** begin RECORDS FOR THIS TASK **

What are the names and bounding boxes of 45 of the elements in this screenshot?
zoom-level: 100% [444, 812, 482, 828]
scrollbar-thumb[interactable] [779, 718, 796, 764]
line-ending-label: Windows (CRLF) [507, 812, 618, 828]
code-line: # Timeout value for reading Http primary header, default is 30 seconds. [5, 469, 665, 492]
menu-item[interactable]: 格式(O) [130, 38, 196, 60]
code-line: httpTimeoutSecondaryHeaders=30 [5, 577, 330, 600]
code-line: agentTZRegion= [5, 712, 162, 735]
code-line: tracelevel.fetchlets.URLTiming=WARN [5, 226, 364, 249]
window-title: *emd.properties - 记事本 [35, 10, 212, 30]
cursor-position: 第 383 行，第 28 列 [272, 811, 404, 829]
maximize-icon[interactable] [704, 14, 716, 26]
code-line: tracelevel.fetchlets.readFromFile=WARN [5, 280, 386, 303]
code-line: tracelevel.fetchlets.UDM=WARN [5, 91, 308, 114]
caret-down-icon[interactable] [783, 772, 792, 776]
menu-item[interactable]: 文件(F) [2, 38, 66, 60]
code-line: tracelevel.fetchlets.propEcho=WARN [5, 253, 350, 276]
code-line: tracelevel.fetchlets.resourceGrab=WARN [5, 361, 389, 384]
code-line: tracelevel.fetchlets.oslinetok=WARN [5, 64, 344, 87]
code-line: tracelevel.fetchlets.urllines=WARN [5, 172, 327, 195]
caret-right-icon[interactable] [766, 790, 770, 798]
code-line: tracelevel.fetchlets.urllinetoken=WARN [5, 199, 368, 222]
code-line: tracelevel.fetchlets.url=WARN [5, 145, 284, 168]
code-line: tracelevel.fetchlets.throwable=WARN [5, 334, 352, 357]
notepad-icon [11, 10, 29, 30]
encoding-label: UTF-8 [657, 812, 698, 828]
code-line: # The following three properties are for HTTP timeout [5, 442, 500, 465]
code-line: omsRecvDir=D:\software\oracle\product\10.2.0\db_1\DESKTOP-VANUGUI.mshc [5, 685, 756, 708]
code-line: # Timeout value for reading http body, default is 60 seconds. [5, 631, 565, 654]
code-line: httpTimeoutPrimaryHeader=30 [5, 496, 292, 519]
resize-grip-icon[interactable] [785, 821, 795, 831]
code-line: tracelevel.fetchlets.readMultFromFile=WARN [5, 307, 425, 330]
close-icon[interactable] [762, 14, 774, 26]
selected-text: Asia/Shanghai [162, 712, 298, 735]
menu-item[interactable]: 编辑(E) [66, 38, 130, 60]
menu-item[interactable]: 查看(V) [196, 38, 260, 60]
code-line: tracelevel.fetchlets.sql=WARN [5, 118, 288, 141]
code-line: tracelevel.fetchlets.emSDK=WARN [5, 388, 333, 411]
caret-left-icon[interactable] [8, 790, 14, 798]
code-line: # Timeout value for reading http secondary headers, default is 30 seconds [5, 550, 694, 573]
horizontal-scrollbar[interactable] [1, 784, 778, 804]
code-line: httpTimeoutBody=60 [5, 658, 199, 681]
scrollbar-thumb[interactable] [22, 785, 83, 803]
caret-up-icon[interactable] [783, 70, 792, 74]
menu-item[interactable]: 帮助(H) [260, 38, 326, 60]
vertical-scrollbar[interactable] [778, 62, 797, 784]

** end RECORDS FOR THIS TASK **

WRITTEN TASK: Copy the stretch of the material from its start through the line containing "caret-left-icon[interactable] [8, 790, 14, 798]", substituting "ERROR" for every "WARN" and leaving everything else unchanged.

EXERCISE SOLUTION:
What are the names and bounding boxes of 45 of the elements in this screenshot?
zoom-level: 100% [444, 812, 482, 828]
scrollbar-thumb[interactable] [779, 718, 796, 764]
line-ending-label: Windows (CRLF) [507, 812, 618, 828]
code-line: # Timeout value for reading Http primary header, default is 30 seconds. [5, 469, 665, 492]
menu-item[interactable]: 格式(O) [130, 38, 196, 60]
code-line: httpTimeoutSecondaryHeaders=30 [5, 577, 330, 600]
code-line: agentTZRegion= [5, 712, 162, 735]
code-line: tracelevel.fetchlets.URLTiming=ERROR [5, 226, 364, 249]
window-title: *emd.properties - 记事本 [35, 10, 212, 30]
cursor-position: 第 383 行，第 28 列 [272, 811, 404, 829]
maximize-icon[interactable] [704, 14, 716, 26]
code-line: tracelevel.fetchlets.readFromFile=ERROR [5, 280, 386, 303]
code-line: tracelevel.fetchlets.UDM=ERROR [5, 91, 308, 114]
caret-down-icon[interactable] [783, 772, 792, 776]
menu-item[interactable]: 文件(F) [2, 38, 66, 60]
code-line: tracelevel.fetchlets.propEcho=ERROR [5, 253, 350, 276]
code-line: tracelevel.fetchlets.resourceGrab=ERROR [5, 361, 389, 384]
code-line: tracelevel.fetchlets.oslinetok=ERROR [5, 64, 344, 87]
code-line: tracelevel.fetchlets.urllines=ERROR [5, 172, 327, 195]
caret-right-icon[interactable] [766, 790, 770, 798]
code-line: tracelevel.fetchlets.urllinetoken=ERROR [5, 199, 368, 222]
code-line: tracelevel.fetchlets.url=ERROR [5, 145, 284, 168]
code-line: tracelevel.fetchlets.throwable=ERROR [5, 334, 352, 357]
notepad-icon [11, 10, 29, 30]
encoding-label: UTF-8 [657, 812, 698, 828]
code-line: # The following three properties are for HTTP timeout [5, 442, 500, 465]
code-line: omsRecvDir=D:\software\oracle\product\10.2.0\db_1\DESKTOP-VANUGUI.mshc [5, 685, 756, 708]
code-line: # Timeout value for reading http body, default is 60 seconds. [5, 631, 565, 654]
code-line: httpTimeoutPrimaryHeader=30 [5, 496, 292, 519]
resize-grip-icon[interactable] [785, 821, 795, 831]
code-line: tracelevel.fetchlets.readMultFromFile=ERROR [5, 307, 425, 330]
close-icon[interactable] [762, 14, 774, 26]
selected-text: Asia/Shanghai [162, 712, 298, 735]
menu-item[interactable]: 编辑(E) [66, 38, 130, 60]
menu-item[interactable]: 查看(V) [196, 38, 260, 60]
code-line: tracelevel.fetchlets.sql=ERROR [5, 118, 288, 141]
code-line: tracelevel.fetchlets.emSDK=ERROR [5, 388, 333, 411]
caret-left-icon[interactable] [8, 790, 14, 798]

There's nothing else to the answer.